_DO THIS_: Check each line for the string "name". Give only the count of lines that have it.

_DATASET EXTRACT_:
........

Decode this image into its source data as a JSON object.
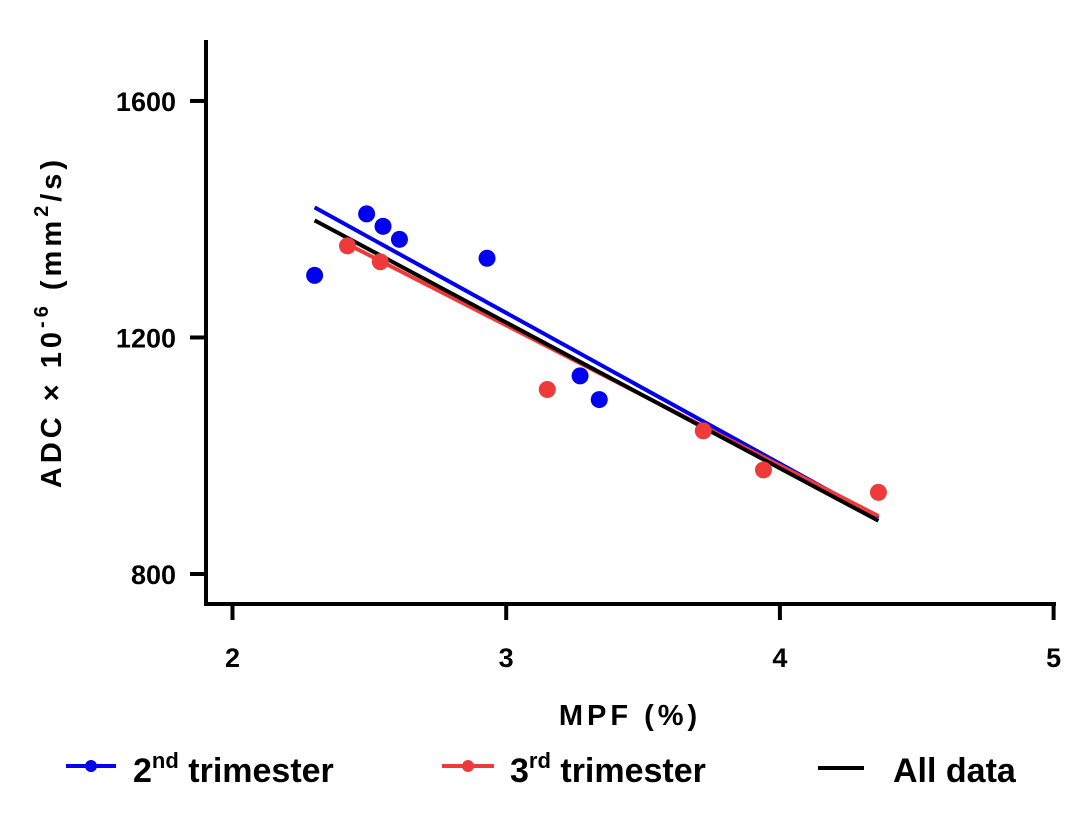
{
  "chart_data": {
    "type": "scatter",
    "xlabel": "MPF (%)",
    "ylabel": {
      "base": "ADC × 10",
      "exponent": "-6",
      "unit_open": "(mm",
      "unit_exponent": "2",
      "unit_close": "/s)"
    },
    "xlim": [
      1.9,
      5
    ],
    "ylim": [
      750,
      1710
    ],
    "xticks": [
      2,
      3,
      4,
      5
    ],
    "yticks": [
      800,
      1200,
      1600
    ],
    "grid": false,
    "legend_position": "bottom",
    "series": [
      {
        "name": "2nd trimester",
        "legend": {
          "base": "2",
          "sup": "nd",
          "rest": "trimester"
        },
        "color": "#0000ee",
        "points": [
          {
            "x": 2.3,
            "y": 1305
          },
          {
            "x": 2.49,
            "y": 1409
          },
          {
            "x": 2.55,
            "y": 1388
          },
          {
            "x": 2.61,
            "y": 1366
          },
          {
            "x": 2.93,
            "y": 1334
          },
          {
            "x": 3.27,
            "y": 1135
          },
          {
            "x": 3.34,
            "y": 1095
          }
        ],
        "fit": [
          {
            "x": 2.3,
            "y": 1420
          },
          {
            "x": 4.36,
            "y": 895
          }
        ]
      },
      {
        "name": "3rd trimester",
        "legend": {
          "base": "3",
          "sup": "rd",
          "rest": "trimester"
        },
        "color": "#ee3a3a",
        "points": [
          {
            "x": 2.42,
            "y": 1355
          },
          {
            "x": 2.54,
            "y": 1328
          },
          {
            "x": 3.15,
            "y": 1112
          },
          {
            "x": 3.72,
            "y": 1042
          },
          {
            "x": 3.94,
            "y": 976
          },
          {
            "x": 4.36,
            "y": 938
          }
        ],
        "fit": [
          {
            "x": 2.42,
            "y": 1358
          },
          {
            "x": 4.36,
            "y": 898
          }
        ]
      },
      {
        "name": "All data",
        "legend": {
          "base": "All data",
          "sup": "",
          "rest": ""
        },
        "color": "#000000",
        "points": [],
        "fit": [
          {
            "x": 2.3,
            "y": 1398
          },
          {
            "x": 4.36,
            "y": 890
          }
        ]
      }
    ]
  }
}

........

_ANSWER IN FULL_: 3